Recharts is a declarative React charting library built on D3 submodules that renders SVG charts using composable React components. It is MIT licensed, currently at version 3.8.0, with ~16.7M weekly npm downloads and ~26.8k GitHub stars. Recharts supports a wide range of chart types: Line, Area, Bar, Pie, Radar, Scatter, Radial Bar, Treemap, Funnel, Sankey, Composed, and Boxplot.

shadcn/ui uses Recharts as its built-in charting primitive — if your project already uses shadcn/ui, Recharts is your default charting engine.

Why we recommend it

  • React-idiomatic composition — charts are built by nesting <LineChart>, <XAxis>, <Tooltip>, etc., the same way you compose any React UI.
  • shadcn/ui integration — shadcn/ui's chart components are thin wrappers around Recharts, so adopting it is zero-friction if you already use shadcn/ui.
  • First-class TypeScript support — the codebase is 98.5% TypeScript; types are accurate, not afterthought @types packages.
  • Large ecosystem & community — 16M+ weekly downloads and 26k+ stars mean answers, examples, and community plugins are plentiful.
  • Low learning curve — if you know React and JSX, you already know the mental model; no separate configuration language to learn.

When to use

  • Standard dashboard charts — line, area, bar, pie, radar, scatter, composed
  • Projects using shadcn/ui where charts should match the existing component style
  • Teams that want React-idiomatic, component-based chart construction
  • Use cases with moderate data volumes (up to a few thousand points per series)

When NOT to use

  • Data sets exceeding ~10k points per series — SVG rendering will degrade; consider Apache ECharts instead
  • Geographic / map visualizations — Recharts has no map chart type
  • 3D visualizations, gauge charts, or graph/network diagrams
  • Non-React projects — Recharts is tightly coupled to React

Why over Apache ECharts

  • Simpler API — composable JSX vs. JSON option objects.
  • Smaller bundle — only pulls in the D3 submodules actually used.
  • Better styling integration — SVG elements are easy to style with Tailwind utility classes or CSS; ECharts' Canvas output is harder to theme consistently (see Tailwind CSS).
  • shadcn/ui alignment — no adapter layer needed; ECharts requires a third-party React wrapper.

If you need complex chart types, huge data sets, or maps, see Apache ECharts.

tip

If you're already using shadcn/ui, start with its built-in chart components — they wrap Recharts and give you consistent styling for free. Only drop down to raw Recharts APIs when you need customization the wrappers don't expose.

- Data excerpts -
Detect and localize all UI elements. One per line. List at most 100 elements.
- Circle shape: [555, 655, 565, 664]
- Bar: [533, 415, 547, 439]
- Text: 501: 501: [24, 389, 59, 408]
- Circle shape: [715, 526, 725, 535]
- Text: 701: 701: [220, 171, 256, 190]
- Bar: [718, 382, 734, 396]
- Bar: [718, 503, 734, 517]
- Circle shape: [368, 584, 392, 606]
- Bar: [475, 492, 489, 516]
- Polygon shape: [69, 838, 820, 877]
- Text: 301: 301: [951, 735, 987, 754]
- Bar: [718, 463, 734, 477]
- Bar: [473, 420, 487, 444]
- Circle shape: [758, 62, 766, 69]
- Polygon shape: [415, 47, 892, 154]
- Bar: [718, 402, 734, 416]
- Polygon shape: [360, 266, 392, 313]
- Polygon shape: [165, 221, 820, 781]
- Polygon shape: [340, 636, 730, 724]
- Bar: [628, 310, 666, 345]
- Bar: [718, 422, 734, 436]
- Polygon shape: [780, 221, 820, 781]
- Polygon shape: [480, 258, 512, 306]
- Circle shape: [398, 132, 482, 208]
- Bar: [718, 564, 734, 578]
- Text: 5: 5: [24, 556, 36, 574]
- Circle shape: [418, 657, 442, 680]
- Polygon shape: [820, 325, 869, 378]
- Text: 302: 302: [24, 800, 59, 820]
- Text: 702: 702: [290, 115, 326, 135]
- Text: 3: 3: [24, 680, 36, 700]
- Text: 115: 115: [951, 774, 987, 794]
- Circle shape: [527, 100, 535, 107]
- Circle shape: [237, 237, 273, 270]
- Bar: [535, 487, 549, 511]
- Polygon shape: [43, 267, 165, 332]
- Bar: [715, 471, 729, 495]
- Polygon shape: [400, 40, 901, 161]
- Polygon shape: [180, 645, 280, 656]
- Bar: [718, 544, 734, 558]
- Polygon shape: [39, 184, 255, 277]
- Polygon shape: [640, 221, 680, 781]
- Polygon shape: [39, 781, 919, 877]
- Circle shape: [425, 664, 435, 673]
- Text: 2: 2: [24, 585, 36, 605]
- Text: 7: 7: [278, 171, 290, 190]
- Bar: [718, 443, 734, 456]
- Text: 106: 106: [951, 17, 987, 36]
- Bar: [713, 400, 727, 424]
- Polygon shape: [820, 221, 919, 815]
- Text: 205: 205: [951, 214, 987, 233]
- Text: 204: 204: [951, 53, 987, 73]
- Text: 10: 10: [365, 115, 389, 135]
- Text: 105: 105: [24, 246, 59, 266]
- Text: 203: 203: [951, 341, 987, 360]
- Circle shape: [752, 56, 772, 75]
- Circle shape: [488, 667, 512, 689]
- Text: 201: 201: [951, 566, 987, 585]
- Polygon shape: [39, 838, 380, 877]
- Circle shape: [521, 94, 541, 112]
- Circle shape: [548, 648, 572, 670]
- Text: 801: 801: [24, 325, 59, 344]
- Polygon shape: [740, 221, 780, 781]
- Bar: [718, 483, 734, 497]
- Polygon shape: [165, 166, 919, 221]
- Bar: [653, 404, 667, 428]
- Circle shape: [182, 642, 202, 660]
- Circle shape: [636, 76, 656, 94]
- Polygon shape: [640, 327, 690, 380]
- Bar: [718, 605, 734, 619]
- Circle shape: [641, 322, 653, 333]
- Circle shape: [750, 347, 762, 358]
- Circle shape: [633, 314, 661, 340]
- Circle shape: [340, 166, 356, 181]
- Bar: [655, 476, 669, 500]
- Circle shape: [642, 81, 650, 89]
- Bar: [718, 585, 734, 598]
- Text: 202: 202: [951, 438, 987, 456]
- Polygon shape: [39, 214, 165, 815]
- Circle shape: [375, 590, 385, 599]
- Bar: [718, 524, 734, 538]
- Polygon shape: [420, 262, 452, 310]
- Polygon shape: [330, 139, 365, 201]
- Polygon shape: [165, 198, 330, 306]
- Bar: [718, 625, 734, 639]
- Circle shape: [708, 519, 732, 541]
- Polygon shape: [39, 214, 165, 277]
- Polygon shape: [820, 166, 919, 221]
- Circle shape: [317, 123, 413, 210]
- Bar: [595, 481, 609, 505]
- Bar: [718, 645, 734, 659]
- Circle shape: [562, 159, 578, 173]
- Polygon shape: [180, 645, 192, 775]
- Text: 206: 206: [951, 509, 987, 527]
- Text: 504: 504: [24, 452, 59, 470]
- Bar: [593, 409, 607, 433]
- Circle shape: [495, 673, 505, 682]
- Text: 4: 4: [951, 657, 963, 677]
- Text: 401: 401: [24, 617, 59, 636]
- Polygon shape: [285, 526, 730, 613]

- Task goal -
Please answer from the Recharts overview above: what share of the Recharts codebase is written in TypeScript?

- Solution to this problem -
98.5%